» WHAT IS ASKED:
Write out, word for word, the part of the Pittsburgh beekeeping thread starting with "your at this" and going on through "of your bees.".

» EXTRACT TO READ:
--- Begin ---

# Hello from Pittsburgh



## PAT FINN (Mar 26, 2015)

Greetings 
from Pittsburgh , Pa.
Pat


----------



## AmericasBeekeeper (Jan 24, 2010)

Welcome Pat from Pitt!


----------



## Tenbears (May 15, 2012)

Back At you from Knox


----------



## PAT FINN (Mar 26, 2015)

Tenbears , 
hi, new,, so new do not have equip. tool, hive , but do have the " bug ".

took the Burg Bee " intro " 101 , with Steve R. , am starting to gather in my kit .

I am in Hampton, just found out our Twp. does not allow hive in residential zone.. 

advertised in local news letter for placement of hive in a farm . 

thank you for the reach out . 

your at this for a couple of years I guess. 

my objective is to have my hive " survive winter " , that is if I am able to get a hive in Hampton


----------



## BeeMoose (Oct 19, 2013)

Welcome to Beesource from SE Ohio. Good luck on the acquisition of your bees.


----------



## GaryG74 (Apr 9, 2014)

Welcome to BeeSource!


----------



## PAT FINN (Mar 26, 2015)

Thanks 
was in your corner of " town " ..
Blue Sky , Ravenna , Oh. 

stopped up to put hands on some gear, talked with Jamie for about an hour and half , he was very helpful and took time to explain things.

walked out with some equip .. vented jacket with hood and also a pair of long cuff gloves .

show room did not have much for viewing , but talking with Jamie was worth the trip from Pgh.


----------



## PAT FINN (Mar 26, 2015)

--- End ---

» INFORMATION PROVIDED:
--- Begin ---

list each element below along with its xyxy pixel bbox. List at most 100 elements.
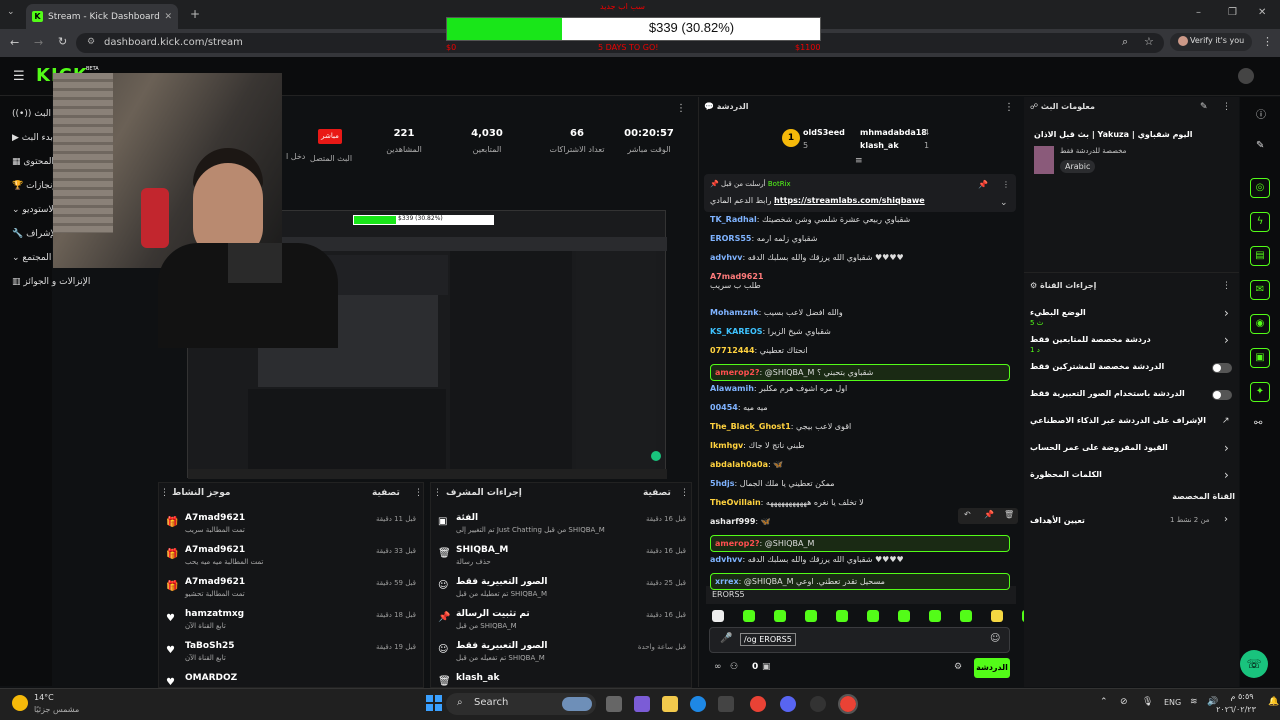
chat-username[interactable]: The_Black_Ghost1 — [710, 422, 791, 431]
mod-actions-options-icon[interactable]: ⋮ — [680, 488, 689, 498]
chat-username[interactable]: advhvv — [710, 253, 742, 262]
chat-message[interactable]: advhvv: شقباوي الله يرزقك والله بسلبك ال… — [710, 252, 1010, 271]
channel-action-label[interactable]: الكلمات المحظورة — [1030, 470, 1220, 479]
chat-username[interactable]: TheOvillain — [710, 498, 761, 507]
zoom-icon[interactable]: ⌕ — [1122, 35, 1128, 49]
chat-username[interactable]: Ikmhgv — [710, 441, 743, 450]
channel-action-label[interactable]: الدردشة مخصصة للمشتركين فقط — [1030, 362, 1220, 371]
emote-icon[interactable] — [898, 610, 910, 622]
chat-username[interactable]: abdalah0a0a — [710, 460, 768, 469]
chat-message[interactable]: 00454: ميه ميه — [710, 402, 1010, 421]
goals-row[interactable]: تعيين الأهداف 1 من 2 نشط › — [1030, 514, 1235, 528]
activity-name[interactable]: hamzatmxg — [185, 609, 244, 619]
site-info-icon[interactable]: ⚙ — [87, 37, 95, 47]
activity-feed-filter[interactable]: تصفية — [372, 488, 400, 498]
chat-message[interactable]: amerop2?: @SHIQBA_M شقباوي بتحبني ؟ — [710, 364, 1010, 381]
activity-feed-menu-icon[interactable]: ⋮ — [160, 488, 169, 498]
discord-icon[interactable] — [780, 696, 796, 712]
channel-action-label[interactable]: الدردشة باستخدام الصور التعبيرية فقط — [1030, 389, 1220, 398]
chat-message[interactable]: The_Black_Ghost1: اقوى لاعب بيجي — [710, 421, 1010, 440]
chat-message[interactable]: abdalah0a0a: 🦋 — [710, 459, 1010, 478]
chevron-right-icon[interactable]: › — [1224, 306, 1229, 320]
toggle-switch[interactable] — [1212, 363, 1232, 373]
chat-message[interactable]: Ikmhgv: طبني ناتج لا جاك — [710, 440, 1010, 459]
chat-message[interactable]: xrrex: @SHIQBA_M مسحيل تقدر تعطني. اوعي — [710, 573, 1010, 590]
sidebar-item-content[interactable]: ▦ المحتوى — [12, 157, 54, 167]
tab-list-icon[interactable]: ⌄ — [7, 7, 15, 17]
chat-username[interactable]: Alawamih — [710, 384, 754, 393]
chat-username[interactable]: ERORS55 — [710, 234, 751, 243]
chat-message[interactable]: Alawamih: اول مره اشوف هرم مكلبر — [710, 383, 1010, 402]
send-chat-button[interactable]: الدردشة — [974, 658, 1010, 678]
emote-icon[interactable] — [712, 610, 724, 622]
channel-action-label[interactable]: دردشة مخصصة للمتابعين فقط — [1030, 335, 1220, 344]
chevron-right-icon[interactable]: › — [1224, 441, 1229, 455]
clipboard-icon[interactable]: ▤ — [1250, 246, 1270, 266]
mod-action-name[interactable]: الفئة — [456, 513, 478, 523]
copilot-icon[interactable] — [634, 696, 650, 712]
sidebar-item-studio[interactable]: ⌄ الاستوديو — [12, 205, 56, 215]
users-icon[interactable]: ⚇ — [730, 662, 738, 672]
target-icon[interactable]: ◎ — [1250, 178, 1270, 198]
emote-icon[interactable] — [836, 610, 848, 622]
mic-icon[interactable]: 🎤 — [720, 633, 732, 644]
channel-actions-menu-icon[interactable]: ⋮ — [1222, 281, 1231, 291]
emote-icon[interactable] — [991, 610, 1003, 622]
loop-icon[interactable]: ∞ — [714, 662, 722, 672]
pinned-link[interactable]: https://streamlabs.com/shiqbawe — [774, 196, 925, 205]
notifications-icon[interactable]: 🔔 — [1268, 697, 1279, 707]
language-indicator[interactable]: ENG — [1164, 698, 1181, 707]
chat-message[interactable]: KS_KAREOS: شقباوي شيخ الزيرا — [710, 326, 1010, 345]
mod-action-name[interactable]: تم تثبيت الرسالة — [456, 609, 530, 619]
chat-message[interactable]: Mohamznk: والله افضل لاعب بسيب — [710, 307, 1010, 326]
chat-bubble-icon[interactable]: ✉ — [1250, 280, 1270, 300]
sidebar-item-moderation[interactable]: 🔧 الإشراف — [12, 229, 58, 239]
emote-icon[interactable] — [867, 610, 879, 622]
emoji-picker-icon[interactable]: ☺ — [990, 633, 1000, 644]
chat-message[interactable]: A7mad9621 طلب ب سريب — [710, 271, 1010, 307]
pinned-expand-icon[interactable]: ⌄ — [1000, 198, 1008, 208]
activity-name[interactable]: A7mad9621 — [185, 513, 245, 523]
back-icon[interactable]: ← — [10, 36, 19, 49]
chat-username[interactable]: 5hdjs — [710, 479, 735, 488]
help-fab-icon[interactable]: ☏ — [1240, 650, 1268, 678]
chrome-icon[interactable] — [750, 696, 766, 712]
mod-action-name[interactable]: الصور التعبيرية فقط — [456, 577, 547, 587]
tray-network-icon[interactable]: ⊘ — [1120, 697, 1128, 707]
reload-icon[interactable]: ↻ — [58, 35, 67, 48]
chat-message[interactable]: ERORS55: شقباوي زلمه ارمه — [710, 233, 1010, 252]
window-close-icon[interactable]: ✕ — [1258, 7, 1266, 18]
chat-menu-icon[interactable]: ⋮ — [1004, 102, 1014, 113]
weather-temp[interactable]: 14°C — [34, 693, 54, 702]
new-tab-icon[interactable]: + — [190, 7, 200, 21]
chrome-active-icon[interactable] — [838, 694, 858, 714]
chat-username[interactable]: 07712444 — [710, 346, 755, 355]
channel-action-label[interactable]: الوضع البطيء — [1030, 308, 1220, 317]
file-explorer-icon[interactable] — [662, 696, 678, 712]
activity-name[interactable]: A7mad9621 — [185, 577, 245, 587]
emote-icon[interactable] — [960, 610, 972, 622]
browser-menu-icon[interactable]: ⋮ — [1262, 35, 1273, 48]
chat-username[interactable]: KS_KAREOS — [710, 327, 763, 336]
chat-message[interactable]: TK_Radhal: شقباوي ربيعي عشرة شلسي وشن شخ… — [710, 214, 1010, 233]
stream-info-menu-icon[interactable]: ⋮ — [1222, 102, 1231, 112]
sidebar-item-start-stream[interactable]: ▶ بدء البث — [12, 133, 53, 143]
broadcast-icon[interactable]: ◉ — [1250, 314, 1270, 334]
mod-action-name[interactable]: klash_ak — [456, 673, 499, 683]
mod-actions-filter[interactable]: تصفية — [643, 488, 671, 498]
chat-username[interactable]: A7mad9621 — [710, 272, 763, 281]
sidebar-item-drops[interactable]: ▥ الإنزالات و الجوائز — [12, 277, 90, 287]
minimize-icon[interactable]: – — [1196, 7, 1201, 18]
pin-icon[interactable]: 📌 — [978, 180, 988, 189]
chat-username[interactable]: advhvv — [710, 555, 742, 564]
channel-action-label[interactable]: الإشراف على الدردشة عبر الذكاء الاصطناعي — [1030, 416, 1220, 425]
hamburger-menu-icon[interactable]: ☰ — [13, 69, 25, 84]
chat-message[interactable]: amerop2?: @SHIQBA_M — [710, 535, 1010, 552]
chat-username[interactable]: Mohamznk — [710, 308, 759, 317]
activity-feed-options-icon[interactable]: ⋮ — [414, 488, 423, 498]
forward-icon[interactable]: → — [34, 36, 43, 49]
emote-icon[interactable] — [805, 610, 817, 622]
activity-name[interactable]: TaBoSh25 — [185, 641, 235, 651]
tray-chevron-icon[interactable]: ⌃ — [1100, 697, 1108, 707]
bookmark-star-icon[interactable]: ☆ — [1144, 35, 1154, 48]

--- End ---

» SOLUTION BELOW:
your at this for a couple of years I guess. 

my objective is to have my hive " survive winter " , that is if I am able to get a hive in Hampton


----------



## BeeMoose (Oct 19, 2013)

Welcome to Beesource from SE Ohio. Good luck on the acquisition of your bees.